Count how many lines of the material below have the word "type" and give only the number.

-------- Dataset records --------

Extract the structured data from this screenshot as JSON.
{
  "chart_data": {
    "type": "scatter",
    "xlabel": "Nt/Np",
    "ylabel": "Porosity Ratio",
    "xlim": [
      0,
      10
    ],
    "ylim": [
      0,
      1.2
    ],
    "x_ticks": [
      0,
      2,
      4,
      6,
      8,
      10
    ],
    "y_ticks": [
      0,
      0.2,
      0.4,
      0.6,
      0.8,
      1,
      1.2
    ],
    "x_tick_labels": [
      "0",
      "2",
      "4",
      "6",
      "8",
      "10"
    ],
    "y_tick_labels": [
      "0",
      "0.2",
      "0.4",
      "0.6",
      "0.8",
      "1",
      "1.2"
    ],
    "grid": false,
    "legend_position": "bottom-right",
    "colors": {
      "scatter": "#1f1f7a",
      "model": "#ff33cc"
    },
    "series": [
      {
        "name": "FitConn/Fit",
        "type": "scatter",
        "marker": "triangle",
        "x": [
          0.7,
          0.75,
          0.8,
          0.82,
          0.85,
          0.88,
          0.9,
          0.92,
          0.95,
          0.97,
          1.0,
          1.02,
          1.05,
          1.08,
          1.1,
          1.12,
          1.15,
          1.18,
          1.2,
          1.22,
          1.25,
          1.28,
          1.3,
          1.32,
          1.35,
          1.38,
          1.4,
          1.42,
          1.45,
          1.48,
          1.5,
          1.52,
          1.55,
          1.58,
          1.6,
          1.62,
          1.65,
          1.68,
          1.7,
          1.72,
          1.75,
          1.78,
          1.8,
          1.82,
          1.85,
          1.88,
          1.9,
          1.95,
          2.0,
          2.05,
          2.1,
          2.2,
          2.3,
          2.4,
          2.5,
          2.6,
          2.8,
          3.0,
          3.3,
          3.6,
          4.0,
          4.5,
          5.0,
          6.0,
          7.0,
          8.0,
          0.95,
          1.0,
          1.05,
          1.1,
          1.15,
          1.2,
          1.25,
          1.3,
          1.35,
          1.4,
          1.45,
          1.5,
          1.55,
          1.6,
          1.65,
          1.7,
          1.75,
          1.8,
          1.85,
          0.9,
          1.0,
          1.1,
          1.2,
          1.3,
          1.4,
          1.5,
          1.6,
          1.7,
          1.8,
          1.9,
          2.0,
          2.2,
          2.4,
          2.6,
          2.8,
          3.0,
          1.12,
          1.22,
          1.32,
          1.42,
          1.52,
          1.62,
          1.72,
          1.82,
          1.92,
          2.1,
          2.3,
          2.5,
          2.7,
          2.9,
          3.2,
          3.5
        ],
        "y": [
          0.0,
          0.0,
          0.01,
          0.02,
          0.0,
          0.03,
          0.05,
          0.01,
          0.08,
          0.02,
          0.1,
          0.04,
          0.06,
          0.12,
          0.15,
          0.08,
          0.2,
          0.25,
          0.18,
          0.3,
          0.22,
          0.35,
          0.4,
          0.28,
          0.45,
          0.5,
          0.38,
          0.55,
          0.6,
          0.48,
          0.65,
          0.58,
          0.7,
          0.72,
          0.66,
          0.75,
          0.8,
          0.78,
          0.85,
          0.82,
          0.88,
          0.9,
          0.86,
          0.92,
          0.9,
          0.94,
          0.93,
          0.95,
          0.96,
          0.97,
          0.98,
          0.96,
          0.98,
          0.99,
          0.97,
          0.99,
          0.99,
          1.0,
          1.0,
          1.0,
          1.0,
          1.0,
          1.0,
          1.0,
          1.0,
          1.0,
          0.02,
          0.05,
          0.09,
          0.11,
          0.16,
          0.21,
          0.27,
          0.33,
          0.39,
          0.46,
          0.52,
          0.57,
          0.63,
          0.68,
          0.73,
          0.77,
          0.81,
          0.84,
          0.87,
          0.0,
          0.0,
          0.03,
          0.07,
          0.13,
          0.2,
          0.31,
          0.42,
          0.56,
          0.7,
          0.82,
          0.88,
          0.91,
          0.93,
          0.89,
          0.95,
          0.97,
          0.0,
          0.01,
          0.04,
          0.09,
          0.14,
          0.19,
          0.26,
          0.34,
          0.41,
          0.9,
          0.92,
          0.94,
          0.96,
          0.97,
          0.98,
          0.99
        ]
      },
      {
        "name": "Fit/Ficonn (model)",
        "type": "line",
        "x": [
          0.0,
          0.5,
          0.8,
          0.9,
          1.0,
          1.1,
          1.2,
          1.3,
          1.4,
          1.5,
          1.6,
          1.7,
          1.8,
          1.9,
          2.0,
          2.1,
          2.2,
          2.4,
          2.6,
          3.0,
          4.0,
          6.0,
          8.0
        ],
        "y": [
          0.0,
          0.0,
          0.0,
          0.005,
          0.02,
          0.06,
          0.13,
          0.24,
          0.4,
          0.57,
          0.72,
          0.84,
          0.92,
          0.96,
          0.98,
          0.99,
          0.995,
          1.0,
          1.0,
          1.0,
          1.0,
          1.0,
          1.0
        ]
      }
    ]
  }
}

--------
-------- Dataset records --------

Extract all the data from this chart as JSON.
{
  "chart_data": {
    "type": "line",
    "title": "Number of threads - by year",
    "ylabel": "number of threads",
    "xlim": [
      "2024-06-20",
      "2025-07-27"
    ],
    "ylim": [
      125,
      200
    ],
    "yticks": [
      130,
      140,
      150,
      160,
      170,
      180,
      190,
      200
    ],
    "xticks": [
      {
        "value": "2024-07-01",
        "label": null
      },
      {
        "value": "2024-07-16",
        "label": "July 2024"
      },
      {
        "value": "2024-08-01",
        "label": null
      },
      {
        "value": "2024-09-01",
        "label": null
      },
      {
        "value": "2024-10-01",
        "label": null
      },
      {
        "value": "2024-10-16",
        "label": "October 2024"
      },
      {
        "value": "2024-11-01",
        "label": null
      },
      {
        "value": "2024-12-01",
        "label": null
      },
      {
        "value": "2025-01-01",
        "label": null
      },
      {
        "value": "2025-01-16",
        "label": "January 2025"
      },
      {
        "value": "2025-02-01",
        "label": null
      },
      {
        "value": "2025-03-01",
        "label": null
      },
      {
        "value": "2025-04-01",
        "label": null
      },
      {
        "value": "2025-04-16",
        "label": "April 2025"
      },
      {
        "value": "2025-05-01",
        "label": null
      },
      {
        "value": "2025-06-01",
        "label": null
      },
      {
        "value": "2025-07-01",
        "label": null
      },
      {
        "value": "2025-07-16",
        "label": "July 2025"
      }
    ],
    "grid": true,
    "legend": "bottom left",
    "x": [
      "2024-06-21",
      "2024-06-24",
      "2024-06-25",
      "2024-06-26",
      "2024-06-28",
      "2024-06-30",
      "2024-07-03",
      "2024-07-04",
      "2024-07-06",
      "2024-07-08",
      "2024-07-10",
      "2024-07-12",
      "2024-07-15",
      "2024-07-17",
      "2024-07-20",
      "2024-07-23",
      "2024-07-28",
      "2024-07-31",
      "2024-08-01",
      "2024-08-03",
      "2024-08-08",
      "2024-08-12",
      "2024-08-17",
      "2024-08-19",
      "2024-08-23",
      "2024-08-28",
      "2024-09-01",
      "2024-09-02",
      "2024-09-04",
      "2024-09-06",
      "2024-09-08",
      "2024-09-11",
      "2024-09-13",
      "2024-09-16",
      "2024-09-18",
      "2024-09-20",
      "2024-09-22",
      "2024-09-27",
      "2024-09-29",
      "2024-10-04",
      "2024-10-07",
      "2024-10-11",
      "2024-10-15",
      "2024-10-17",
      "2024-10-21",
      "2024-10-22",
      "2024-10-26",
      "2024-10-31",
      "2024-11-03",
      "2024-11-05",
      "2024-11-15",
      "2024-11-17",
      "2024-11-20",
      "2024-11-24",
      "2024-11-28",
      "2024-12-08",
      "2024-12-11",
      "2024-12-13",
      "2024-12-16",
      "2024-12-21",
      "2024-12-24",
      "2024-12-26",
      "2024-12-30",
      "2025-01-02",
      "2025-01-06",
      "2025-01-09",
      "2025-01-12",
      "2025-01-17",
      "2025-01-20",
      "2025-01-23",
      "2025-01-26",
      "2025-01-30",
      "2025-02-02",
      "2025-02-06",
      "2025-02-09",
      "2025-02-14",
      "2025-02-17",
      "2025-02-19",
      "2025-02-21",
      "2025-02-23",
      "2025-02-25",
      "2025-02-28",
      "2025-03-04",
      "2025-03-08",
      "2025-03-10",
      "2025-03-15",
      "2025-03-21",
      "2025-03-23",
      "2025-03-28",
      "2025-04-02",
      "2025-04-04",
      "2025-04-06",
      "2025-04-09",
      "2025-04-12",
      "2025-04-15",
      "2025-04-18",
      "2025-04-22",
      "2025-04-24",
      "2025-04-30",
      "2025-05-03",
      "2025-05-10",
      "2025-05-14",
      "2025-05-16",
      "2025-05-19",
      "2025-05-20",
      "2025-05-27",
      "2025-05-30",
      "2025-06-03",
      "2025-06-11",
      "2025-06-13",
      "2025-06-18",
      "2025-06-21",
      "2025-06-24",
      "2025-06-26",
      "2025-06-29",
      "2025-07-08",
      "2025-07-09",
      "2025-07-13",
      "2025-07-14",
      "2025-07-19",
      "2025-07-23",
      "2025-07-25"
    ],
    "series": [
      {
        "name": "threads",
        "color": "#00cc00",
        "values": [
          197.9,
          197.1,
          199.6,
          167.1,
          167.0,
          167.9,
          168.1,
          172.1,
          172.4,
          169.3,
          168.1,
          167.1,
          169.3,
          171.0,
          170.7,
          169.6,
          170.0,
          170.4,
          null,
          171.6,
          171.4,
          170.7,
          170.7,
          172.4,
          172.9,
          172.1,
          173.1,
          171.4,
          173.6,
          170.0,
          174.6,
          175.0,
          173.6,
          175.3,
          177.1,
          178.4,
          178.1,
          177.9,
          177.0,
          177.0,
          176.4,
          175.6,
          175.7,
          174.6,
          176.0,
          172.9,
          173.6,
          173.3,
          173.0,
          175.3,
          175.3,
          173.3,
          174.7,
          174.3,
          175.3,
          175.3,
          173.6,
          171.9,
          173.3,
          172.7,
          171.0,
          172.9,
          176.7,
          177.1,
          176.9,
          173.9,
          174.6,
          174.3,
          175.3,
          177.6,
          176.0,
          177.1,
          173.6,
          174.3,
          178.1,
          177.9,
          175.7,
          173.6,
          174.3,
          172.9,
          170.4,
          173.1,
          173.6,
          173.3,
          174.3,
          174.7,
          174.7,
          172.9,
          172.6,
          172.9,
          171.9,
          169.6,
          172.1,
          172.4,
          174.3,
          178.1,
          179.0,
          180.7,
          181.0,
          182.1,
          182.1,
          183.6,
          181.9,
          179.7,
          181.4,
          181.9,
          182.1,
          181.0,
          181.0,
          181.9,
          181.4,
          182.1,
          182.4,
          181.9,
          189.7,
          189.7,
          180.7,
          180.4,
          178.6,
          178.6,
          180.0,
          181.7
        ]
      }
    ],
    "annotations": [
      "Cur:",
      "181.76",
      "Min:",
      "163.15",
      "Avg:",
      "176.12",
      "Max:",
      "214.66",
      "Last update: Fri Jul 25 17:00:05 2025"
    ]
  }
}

--------

**Result of this exercise**
4